/---
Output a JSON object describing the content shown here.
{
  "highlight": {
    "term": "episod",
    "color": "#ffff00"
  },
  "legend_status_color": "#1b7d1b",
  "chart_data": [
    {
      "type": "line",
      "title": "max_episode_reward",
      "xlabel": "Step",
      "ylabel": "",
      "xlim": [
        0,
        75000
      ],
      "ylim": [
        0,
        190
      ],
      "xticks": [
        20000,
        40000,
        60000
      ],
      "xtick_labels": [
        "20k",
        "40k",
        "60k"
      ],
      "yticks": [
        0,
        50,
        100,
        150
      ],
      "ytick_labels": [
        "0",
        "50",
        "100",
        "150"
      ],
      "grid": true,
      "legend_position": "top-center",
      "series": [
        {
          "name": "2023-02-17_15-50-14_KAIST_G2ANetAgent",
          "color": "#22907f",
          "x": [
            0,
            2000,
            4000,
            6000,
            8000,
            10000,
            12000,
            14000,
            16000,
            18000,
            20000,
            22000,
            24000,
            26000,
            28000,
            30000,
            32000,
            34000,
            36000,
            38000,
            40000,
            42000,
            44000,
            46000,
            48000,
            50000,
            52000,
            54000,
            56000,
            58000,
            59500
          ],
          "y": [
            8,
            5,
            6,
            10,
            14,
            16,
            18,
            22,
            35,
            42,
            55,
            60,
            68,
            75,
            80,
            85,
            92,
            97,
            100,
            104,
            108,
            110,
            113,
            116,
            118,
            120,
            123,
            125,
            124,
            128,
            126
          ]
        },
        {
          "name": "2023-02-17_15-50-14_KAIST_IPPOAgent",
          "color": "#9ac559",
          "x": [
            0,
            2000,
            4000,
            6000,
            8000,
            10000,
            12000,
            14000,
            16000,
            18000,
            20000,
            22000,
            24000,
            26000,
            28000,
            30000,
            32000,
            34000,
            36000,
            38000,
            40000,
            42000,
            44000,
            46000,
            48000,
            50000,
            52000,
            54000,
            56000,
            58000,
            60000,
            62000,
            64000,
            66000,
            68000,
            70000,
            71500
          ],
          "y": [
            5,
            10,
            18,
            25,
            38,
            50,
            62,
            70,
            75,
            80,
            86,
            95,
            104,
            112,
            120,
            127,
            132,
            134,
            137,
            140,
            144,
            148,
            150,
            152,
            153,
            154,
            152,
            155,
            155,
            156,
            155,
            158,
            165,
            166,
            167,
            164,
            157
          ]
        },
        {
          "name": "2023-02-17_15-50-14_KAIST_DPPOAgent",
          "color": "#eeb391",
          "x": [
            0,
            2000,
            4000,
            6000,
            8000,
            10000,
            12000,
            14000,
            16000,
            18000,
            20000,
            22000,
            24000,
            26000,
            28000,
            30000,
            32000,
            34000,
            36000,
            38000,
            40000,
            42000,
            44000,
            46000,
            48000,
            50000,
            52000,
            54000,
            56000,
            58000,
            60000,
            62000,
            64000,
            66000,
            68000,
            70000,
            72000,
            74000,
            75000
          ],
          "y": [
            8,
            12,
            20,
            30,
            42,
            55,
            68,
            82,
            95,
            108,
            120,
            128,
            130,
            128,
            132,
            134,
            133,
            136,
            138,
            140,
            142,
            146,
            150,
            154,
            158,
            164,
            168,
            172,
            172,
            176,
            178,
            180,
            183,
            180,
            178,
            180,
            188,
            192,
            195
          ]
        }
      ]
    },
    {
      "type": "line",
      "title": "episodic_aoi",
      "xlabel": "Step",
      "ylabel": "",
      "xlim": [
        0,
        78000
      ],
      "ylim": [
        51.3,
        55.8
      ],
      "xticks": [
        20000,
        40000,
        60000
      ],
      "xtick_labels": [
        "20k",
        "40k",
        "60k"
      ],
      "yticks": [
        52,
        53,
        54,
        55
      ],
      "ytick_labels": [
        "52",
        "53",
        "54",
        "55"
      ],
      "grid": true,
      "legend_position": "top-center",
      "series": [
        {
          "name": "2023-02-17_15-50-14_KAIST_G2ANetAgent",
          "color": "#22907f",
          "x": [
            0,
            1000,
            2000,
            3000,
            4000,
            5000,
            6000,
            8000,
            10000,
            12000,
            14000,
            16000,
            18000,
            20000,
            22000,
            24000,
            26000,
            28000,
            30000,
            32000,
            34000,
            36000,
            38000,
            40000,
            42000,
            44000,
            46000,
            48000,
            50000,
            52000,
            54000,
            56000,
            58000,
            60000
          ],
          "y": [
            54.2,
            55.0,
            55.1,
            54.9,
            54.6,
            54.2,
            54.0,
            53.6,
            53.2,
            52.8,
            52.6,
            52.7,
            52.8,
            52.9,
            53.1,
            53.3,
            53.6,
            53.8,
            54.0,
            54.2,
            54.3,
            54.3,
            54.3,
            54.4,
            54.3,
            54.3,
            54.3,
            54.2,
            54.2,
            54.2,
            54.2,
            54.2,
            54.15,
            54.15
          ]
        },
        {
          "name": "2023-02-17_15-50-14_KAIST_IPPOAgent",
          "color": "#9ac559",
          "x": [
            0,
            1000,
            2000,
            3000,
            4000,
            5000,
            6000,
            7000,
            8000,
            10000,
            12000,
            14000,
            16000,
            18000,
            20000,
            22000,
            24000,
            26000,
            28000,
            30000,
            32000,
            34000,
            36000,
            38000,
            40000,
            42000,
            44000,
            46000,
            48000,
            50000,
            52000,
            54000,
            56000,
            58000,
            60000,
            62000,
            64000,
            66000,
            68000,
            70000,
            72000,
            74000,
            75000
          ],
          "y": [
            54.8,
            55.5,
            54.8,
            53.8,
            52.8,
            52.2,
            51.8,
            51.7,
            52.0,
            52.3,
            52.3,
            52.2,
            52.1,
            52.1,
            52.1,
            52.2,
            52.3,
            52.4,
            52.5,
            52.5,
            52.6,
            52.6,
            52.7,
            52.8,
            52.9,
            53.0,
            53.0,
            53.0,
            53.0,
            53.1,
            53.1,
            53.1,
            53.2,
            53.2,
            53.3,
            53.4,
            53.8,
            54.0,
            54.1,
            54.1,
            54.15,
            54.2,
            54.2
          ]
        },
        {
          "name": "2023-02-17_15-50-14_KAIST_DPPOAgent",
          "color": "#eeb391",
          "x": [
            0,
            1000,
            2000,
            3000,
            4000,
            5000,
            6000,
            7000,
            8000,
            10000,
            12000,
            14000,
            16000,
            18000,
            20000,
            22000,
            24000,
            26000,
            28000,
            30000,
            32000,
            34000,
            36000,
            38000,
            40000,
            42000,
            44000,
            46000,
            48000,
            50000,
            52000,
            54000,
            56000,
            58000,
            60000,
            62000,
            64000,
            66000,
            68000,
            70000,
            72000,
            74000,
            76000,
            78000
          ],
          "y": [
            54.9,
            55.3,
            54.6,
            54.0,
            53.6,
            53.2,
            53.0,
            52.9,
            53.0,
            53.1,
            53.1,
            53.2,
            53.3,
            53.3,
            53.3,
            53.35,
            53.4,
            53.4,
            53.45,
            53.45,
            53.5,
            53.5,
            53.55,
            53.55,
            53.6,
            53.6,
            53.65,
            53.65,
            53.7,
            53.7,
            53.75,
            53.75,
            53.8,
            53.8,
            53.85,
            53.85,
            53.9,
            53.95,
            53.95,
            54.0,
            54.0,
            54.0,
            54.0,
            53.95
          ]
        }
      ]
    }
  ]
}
\---
● What to produce:
Pull out each record as written and restate it exactly.

● Expected answer:
Output a JSON object describing the content shown here.
{
  "highlight": {
    "term": "episod",
    "color": "#ffff00"
  },
  "legend_status_color": "#1b7d1b",
  "chart_data": [
    {
      "type": "line",
      "title": "max_episode_reward",
      "xlabel": "Step",
      "ylabel": "",
      "xlim": [
        0,
        75000
      ],
      "ylim": [
        0,
        190
      ],
      "xticks": [
        20000,
        40000,
        60000
      ],
      "xtick_labels": [
        "20k",
        "40k",
        "60k"
      ],
      "yticks": [
        0,
        50,
        100,
        150
      ],
      "ytick_labels": [
        "0",
        "50",
        "100",
        "150"
      ],
      "grid": true,
      "legend_position": "top-center",
      "series": [
        {
          "name": "2023-02-17_15-50-14_KAIST_G2ANetAgent",
          "color": "#22907f",
          "x": [
            0,
            2000,
            4000,
            6000,
            8000,
            10000,
            12000,
            14000,
            16000,
            18000,
            20000,
            22000,
            24000,
            26000,
            28000,
            30000,
            32000,
            34000,
            36000,
            38000,
            40000,
            42000,
            44000,
            46000,
            48000,
            50000,
            52000,
            54000,
            56000,
            58000,
            59500
          ],
          "y": [
            8,
            5,
            6,
            10,
            14,
            16,
            18,
            22,
            35,
            42,
            55,
            60,
            68,
            75,
            80,
            85,
            92,
            97,
            100,
            104,
            108,
            110,
            113,
            116,
            118,
            120,
            123,
            125,
            124,
            128,
            126
          ]
        },
        {
          "name": "2023-02-17_15-50-14_KAIST_IPPOAgent",
          "color": "#9ac559",
          "x": [
            0,
            2000,
            4000,
            6000,
            8000,
            10000,
            12000,
            14000,
            16000,
            18000,
            20000,
            22000,
            24000,
            26000,
            28000,
            30000,
            32000,
            34000,
            36000,
            38000,
            40000,
            42000,
            44000,
            46000,
            48000,
            50000,
            52000,
            54000,
            56000,
            58000,
            60000,
            62000,
            64000,
            66000,
            68000,
            70000,
            71500
          ],
          "y": [
            5,
            10,
            18,
            25,
            38,
            50,
            62,
            70,
            75,
            80,
            86,
            95,
            104,
            112,
            120,
            127,
            132,
            134,
            137,
            140,
            144,
            148,
            150,
            152,
            153,
            154,
            152,
            155,
            155,
            156,
            155,
            158,
            165,
            166,
            167,
            164,
            157
          ]
        },
        {
          "name": "2023-02-17_15-50-14_KAIST_DPPOAgent",
          "color": "#eeb391",
          "x": [
            0,
            2000,
            4000,
            6000,
            8000,
            10000,
            12000,
            14000,
            16000,
            18000,
            20000,
            22000,
            24000,
            26000,
            28000,
            30000,
            32000,
            34000,
            36000,
            38000,
            40000,
            42000,
            44000,
            46000,
            48000,
            50000,
            52000,
            54000,
            56000,
            58000,
            60000,
            62000,
            64000,
            66000,
            68000,
            70000,
            72000,
            74000,
            75000
          ],
          "y": [
            8,
            12,
            20,
            30,
            42,
            55,
            68,
            82,
            95,
            108,
            120,
            128,
            130,
            128,
            132,
            134,
            133,
            136,
            138,
            140,
            142,
            146,
            150,
            154,
            158,
            164,
            168,
            172,
            172,
            176,
            178,
            180,
            183,
            180,
            178,
            180,
            188,
            192,
            195
          ]
        }
      ]
    },
    {
      "type": "line",
      "title": "episodic_aoi",
      "xlabel": "Step",
      "ylabel": "",
      "xlim": [
        0,
        78000
      ],
      "ylim": [
        51.3,
        55.8
      ],
      "xticks": [
        20000,
        40000,
        60000
      ],
      "xtick_labels": [
        "20k",
        "40k",
        "60k"
      ],
      "yticks": [
        52,
        53,
        54,
        55
      ],
      "ytick_labels": [
        "52",
        "53",
        "54",
        "55"
      ],
      "grid": true,
      "legend_position": "top-center",
      "series": [
        {
          "name": "2023-02-17_15-50-14_KAIST_G2ANetAgent",
          "color": "#22907f",
          "x": [
            0,
            1000,
            2000,
            3000,
            4000,
            5000,
            6000,
            8000,
            10000,
            12000,
            14000,
            16000,
            18000,
            20000,
            22000,
            24000,
            26000,
            28000,
            30000,
            32000,
            34000,
            36000,
            38000,
            40000,
            42000,
            44000,
            46000,
            48000,
            50000,
            52000,
            54000,
            56000,
            58000,
            60000
          ],
          "y": [
            54.2,
            55.0,
            55.1,
            54.9,
            54.6,
            54.2,
            54.0,
            53.6,
            53.2,
            52.8,
            52.6,
            52.7,
            52.8,
            52.9,
            53.1,
            53.3,
            53.6,
            53.8,
            54.0,
            54.2,
            54.3,
            54.3,
            54.3,
            54.4,
            54.3,
            54.3,
            54.3,
            54.2,
            54.2,
            54.2,
            54.2,
            54.2,
            54.15,
            54.15
          ]
        },
        {
          "name": "2023-02-17_15-50-14_KAIST_IPPOAgent",
          "color": "#9ac559",
          "x": [
            0,
            1000,
            2000,
            3000,
            4000,
            5000,
            6000,
            7000,
            8000,
            10000,
            12000,
            14000,
            16000,
            18000,
            20000,
            22000,
            24000,
            26000,
            28000,
            30000,
            32000,
            34000,
            36000,
            38000,
            40000,
            42000,
            44000,
            46000,
            48000,
            50000,
            52000,
            54000,
            56000,
            58000,
            60000,
            62000,
            64000,
            66000,
            68000,
            70000,
            72000,
            74000,
            75000
          ],
          "y": [
            54.8,
            55.5,
            54.8,
            53.8,
            52.8,
            52.2,
            51.8,
            51.7,
            52.0,
            52.3,
            52.3,
            52.2,
            52.1,
            52.1,
            52.1,
            52.2,
            52.3,
            52.4,
            52.5,
            52.5,
            52.6,
            52.6,
            52.7,
            52.8,
            52.9,
            53.0,
            53.0,
            53.0,
            53.0,
            53.1,
            53.1,
            53.1,
            53.2,
            53.2,
            53.3,
            53.4,
            53.8,
            54.0,
            54.1,
            54.1,
            54.15,
            54.2,
            54.2
          ]
        },
        {
          "name": "2023-02-17_15-50-14_KAIST_DPPOAgent",
          "color": "#eeb391",
          "x": [
            0,
            1000,
            2000,
            3000,
            4000,
            5000,
            6000,
            7000,
            8000,
            10000,
            12000,
            14000,
            16000,
            18000,
            20000,
            22000,
            24000,
            26000,
            28000,
            30000,
            32000,
            34000,
            36000,
            38000,
            40000,
            42000,
            44000,
            46000,
            48000,
            50000,
            52000,
            54000,
            56000,
            58000,
            60000,
            62000,
            64000,
            66000,
            68000,
            70000,
            72000,
            74000,
            76000,
            78000
          ],
          "y": [
            54.9,
            55.3,
            54.6,
            54.0,
            53.6,
            53.2,
            53.0,
            52.9,
            53.0,
            53.1,
            53.1,
            53.2,
            53.3,
            53.3,
            53.3,
            53.35,
            53.4,
            53.4,
            53.45,
            53.45,
            53.5,
            53.5,
            53.55,
            53.55,
            53.6,
            53.6,
            53.65,
            53.65,
            53.7,
            53.7,
            53.75,
            53.75,
            53.8,
            53.8,
            53.85,
            53.85,
            53.9,
            53.95,
            53.95,
            54.0,
            54.0,
            54.0,
            54.0,
            53.95
          ]
        }
      ]
    }
  ]
}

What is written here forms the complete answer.